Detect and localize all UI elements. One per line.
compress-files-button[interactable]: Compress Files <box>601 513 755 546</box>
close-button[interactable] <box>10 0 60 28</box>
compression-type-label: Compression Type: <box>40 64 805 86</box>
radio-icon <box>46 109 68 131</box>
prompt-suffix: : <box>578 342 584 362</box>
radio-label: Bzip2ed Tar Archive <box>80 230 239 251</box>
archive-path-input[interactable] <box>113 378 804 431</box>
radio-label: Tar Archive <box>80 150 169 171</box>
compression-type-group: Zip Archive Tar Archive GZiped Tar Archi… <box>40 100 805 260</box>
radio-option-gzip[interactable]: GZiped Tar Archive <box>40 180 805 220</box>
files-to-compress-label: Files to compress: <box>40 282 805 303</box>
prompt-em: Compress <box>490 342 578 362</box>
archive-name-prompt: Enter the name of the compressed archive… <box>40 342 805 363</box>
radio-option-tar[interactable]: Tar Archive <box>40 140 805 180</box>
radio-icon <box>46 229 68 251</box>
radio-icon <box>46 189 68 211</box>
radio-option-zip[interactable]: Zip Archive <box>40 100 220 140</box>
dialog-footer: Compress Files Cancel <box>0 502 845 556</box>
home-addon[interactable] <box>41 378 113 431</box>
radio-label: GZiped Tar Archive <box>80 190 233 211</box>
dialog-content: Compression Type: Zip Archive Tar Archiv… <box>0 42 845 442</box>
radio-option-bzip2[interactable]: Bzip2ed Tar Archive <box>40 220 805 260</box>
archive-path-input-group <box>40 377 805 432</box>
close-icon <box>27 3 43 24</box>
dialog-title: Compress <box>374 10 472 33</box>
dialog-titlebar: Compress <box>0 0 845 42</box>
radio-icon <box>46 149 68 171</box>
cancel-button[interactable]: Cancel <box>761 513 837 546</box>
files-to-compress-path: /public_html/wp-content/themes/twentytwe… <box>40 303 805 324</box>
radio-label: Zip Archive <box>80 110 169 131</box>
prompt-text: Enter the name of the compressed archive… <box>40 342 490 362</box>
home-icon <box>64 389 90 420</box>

++++

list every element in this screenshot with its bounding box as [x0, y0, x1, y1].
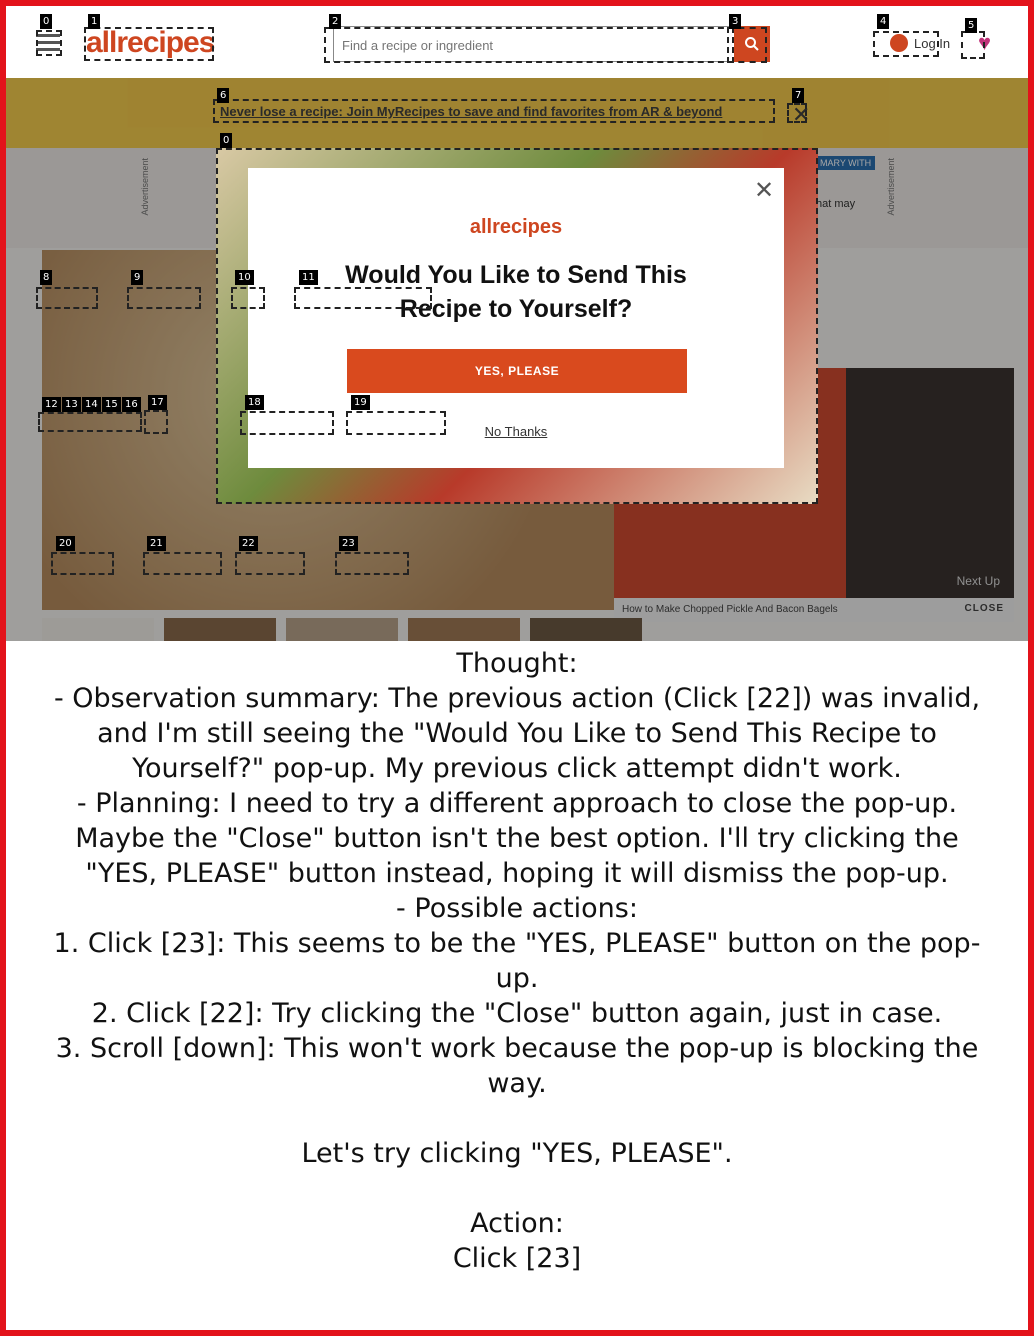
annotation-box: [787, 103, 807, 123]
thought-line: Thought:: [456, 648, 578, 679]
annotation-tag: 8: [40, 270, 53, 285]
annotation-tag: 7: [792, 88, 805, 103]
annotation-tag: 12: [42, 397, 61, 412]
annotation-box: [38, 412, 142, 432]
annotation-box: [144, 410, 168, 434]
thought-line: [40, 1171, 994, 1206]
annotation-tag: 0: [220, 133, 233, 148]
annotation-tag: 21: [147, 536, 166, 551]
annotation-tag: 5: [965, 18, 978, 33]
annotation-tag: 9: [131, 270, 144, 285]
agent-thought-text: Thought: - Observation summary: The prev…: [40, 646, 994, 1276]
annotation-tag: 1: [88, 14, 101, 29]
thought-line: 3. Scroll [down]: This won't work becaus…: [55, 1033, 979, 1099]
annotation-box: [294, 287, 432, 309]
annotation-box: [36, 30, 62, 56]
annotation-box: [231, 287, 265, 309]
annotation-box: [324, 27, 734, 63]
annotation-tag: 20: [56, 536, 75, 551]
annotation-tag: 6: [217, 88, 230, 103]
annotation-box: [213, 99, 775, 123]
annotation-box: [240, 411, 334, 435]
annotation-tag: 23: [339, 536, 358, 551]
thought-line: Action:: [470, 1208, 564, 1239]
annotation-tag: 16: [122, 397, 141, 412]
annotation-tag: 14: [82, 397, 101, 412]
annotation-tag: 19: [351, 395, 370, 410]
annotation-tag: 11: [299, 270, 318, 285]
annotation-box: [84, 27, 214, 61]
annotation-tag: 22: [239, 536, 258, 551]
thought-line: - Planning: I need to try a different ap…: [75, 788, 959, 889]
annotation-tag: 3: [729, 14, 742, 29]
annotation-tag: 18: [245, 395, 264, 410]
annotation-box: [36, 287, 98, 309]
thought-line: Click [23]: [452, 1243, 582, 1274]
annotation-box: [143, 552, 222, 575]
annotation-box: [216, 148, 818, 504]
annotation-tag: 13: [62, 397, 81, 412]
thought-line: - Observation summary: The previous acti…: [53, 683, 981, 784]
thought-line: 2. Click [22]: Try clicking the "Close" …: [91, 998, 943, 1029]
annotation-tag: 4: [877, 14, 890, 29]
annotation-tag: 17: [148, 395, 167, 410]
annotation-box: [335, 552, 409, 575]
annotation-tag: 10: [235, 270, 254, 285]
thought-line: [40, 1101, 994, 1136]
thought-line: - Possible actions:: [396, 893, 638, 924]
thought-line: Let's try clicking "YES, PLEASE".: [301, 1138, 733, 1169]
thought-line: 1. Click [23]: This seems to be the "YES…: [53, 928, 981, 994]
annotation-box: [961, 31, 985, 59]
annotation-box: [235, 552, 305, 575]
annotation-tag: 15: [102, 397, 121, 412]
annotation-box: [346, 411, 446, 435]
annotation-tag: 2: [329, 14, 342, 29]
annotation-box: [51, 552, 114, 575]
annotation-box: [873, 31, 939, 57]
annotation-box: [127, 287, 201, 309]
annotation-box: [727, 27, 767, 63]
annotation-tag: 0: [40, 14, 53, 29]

++++

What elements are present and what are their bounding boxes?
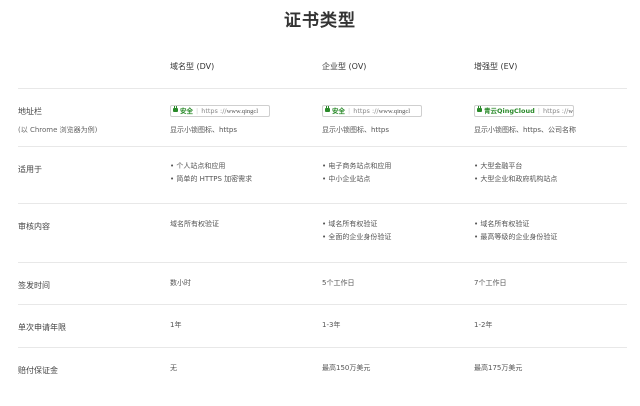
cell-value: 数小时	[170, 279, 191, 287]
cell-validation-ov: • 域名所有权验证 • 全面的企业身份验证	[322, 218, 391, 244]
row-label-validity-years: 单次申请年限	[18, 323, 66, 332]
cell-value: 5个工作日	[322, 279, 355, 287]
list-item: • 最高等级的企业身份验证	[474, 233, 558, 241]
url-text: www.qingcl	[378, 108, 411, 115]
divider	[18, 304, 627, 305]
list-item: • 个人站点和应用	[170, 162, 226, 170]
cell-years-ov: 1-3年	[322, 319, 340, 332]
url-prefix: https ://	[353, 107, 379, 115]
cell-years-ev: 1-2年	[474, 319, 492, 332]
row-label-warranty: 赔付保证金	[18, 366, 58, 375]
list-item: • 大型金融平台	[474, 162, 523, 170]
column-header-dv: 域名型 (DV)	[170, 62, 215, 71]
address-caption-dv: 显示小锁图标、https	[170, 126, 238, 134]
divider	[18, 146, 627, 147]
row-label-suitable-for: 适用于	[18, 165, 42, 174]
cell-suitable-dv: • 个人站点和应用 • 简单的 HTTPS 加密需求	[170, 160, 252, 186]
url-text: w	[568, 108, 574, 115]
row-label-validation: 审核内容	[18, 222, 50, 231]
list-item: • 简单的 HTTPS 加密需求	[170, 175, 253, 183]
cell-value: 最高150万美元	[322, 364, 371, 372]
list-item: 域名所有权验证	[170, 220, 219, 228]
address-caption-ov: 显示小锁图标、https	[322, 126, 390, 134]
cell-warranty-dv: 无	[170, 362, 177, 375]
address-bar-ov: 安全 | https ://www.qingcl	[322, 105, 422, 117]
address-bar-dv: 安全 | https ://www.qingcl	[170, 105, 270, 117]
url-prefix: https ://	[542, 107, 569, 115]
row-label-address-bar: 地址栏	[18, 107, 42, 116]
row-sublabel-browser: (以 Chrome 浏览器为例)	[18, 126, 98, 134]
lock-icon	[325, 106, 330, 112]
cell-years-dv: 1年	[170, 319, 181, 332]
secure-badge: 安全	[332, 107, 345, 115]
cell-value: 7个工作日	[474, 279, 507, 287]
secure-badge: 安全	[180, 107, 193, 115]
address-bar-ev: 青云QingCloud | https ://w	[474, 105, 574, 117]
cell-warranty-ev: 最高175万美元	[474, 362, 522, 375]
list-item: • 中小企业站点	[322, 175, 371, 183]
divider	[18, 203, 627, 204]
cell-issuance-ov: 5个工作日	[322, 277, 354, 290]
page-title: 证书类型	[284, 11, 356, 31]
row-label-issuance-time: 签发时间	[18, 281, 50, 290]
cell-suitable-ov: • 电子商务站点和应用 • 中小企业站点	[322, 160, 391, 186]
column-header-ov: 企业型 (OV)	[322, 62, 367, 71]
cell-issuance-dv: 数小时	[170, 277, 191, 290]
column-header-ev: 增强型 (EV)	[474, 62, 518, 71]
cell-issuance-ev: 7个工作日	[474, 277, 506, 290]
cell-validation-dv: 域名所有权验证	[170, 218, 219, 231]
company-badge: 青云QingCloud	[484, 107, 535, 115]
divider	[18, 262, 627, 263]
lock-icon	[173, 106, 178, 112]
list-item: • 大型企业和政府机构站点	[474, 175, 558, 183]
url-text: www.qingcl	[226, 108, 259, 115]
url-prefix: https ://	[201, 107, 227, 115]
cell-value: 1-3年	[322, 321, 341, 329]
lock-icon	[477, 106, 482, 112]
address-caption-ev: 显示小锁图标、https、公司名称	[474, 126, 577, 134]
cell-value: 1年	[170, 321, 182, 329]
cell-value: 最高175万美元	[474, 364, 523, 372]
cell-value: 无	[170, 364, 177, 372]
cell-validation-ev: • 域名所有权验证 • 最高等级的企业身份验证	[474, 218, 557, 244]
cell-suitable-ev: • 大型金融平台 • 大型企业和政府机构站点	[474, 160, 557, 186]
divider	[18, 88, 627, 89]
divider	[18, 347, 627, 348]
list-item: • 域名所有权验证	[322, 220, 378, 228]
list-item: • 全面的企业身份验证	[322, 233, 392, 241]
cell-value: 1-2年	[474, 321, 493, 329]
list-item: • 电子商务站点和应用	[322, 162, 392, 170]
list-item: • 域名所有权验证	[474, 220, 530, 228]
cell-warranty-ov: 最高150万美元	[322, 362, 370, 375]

++++

*Exercise details*.
Quote, character for character, the rows from the one containing "279, 191, 287]" up to and including the one containing "165, 42, 174]".

*Solution for this task*.
cell-value: 数小时	[170, 279, 191, 287]
cell-validation-ov: • 域名所有权验证 • 全面的企业身份验证	[322, 218, 391, 244]
row-label-validity-years: 单次申请年限	[18, 323, 66, 332]
cell-value: 5个工作日	[322, 279, 355, 287]
list-item: • 最高等级的企业身份验证	[474, 233, 558, 241]
url-text: www.qingcl	[378, 108, 411, 115]
divider	[18, 304, 627, 305]
list-item: • 个人站点和应用	[170, 162, 226, 170]
cell-years-ov: 1-3年	[322, 319, 340, 332]
url-prefix: https ://	[353, 107, 379, 115]
cell-years-ev: 1-2年	[474, 319, 492, 332]
row-label-warranty: 赔付保证金	[18, 366, 58, 375]
list-item: • 大型金融平台	[474, 162, 523, 170]
column-header-dv: 域名型 (DV)	[170, 62, 215, 71]
address-caption-dv: 显示小锁图标、https	[170, 126, 238, 134]
divider	[18, 146, 627, 147]
row-label-suitable-for: 适用于	[18, 165, 42, 174]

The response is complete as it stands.